◆ Task details: Show all lines from the listing below that contain "color".

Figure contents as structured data

— begin —

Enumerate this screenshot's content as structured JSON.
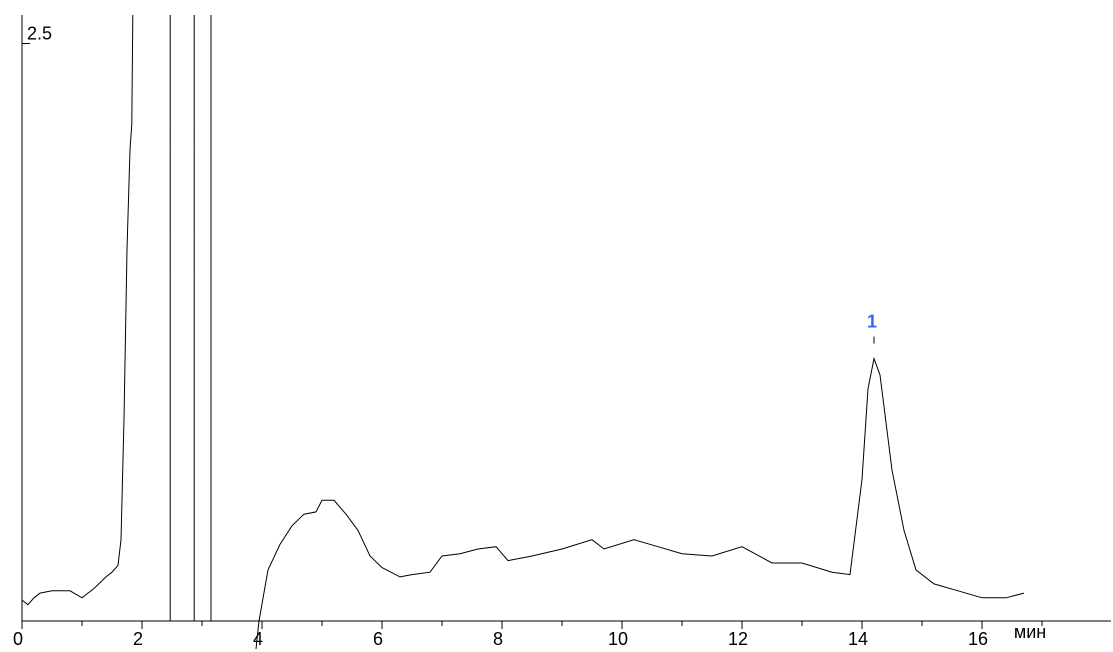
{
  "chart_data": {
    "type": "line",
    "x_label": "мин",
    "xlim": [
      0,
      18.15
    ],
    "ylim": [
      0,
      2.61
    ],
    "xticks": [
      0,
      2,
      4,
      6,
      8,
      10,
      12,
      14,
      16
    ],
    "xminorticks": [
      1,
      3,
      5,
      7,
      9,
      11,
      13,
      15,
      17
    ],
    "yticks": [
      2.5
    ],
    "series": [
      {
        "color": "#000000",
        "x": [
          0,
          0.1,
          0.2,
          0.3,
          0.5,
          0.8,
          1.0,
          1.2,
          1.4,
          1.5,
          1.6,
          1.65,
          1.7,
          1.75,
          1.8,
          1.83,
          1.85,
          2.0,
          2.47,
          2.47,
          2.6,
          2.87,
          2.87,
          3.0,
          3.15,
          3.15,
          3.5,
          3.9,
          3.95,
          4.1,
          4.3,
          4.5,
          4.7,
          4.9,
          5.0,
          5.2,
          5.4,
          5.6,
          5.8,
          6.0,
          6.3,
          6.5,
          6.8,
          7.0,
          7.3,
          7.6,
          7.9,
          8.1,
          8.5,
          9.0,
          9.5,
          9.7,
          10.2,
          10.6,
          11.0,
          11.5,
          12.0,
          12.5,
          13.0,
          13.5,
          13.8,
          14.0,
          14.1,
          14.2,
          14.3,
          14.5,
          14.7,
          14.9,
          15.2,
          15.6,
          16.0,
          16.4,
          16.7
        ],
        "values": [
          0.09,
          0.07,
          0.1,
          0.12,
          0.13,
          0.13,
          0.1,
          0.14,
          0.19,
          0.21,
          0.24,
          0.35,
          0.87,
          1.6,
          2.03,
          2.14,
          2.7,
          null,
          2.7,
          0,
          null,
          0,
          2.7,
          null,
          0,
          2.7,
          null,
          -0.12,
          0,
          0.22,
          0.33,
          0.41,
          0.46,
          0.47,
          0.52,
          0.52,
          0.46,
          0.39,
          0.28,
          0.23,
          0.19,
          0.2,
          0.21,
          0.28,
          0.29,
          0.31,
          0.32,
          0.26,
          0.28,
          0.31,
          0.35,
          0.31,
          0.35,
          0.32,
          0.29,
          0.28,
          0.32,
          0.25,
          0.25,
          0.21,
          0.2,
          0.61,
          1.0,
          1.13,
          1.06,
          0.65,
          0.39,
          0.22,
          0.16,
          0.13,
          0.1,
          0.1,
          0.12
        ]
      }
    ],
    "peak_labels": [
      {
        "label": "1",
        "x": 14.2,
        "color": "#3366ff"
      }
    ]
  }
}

— end —
— begin —

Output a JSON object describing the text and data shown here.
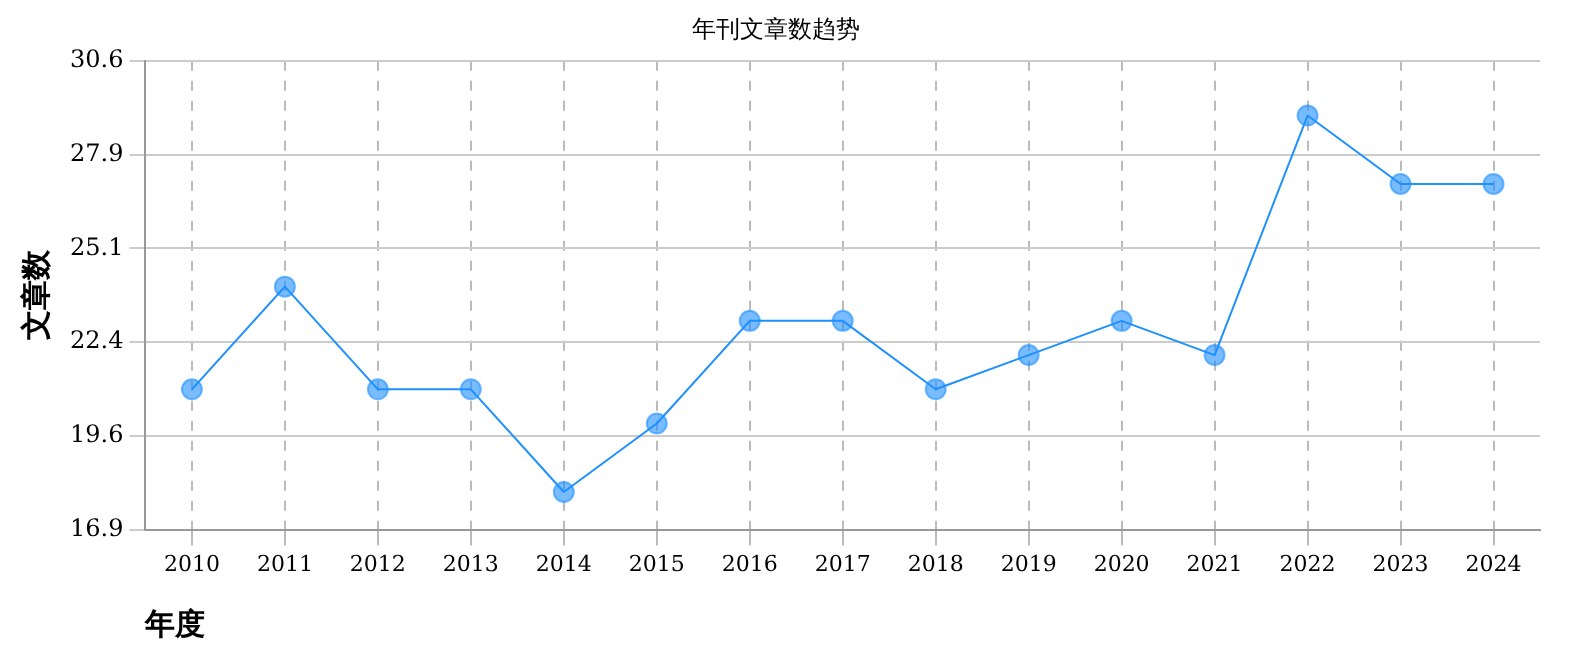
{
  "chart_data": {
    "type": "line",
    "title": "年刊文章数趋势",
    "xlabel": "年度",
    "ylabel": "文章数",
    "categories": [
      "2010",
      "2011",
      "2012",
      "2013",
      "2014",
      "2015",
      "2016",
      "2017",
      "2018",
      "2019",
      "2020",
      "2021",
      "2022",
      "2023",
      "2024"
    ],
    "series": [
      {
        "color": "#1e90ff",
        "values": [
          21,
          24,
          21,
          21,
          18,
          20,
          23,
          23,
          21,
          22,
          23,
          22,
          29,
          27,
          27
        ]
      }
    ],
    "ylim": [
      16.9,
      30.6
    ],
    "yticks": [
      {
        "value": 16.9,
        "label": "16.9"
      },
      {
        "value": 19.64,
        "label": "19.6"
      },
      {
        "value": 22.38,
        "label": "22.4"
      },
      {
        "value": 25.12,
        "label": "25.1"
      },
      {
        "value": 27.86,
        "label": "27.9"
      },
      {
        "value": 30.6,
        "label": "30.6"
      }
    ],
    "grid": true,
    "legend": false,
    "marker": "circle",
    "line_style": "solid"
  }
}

— end —

◆ Solution for this problem:
        "color": "#000000",
        "color": "#3366ff"
        "color": "#1e90ff",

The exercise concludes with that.